─── Entries shown

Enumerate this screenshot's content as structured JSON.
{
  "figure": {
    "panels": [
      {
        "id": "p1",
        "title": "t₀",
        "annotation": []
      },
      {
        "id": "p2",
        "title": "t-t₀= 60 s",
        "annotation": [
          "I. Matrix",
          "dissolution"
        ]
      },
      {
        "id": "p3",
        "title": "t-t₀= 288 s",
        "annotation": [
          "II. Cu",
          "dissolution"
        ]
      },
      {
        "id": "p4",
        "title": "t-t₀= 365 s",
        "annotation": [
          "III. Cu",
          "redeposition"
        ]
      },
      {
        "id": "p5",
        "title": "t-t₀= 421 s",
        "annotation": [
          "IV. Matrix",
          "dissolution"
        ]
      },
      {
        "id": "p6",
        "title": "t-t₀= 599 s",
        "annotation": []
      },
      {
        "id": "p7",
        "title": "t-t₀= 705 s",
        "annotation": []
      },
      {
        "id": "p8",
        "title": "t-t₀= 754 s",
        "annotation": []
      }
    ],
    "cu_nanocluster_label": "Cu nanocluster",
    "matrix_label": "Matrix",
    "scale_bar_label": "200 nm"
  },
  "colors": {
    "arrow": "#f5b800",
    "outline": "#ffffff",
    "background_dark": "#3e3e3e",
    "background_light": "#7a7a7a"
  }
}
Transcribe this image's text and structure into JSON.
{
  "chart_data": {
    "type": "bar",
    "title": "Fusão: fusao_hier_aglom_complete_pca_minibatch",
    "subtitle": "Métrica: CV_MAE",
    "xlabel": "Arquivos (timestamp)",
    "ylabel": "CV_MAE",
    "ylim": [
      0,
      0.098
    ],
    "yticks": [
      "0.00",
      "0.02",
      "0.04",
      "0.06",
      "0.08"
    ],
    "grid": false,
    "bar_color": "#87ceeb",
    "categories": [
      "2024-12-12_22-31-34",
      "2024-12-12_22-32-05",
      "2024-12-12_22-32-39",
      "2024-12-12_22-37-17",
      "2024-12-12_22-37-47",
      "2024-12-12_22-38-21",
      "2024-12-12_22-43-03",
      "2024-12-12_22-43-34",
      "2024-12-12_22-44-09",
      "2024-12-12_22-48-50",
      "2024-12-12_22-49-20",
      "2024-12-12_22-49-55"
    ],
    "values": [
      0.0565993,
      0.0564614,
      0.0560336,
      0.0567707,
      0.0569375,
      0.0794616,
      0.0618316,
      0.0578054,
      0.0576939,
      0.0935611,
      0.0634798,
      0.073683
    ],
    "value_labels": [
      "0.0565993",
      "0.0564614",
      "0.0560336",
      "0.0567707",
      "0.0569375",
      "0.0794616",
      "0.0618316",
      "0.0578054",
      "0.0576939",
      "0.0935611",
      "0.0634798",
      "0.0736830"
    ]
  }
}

──────

-- To be done --
Nothing but a number is needed here: how many lines hold the string "this"?

-- Solved problem --
2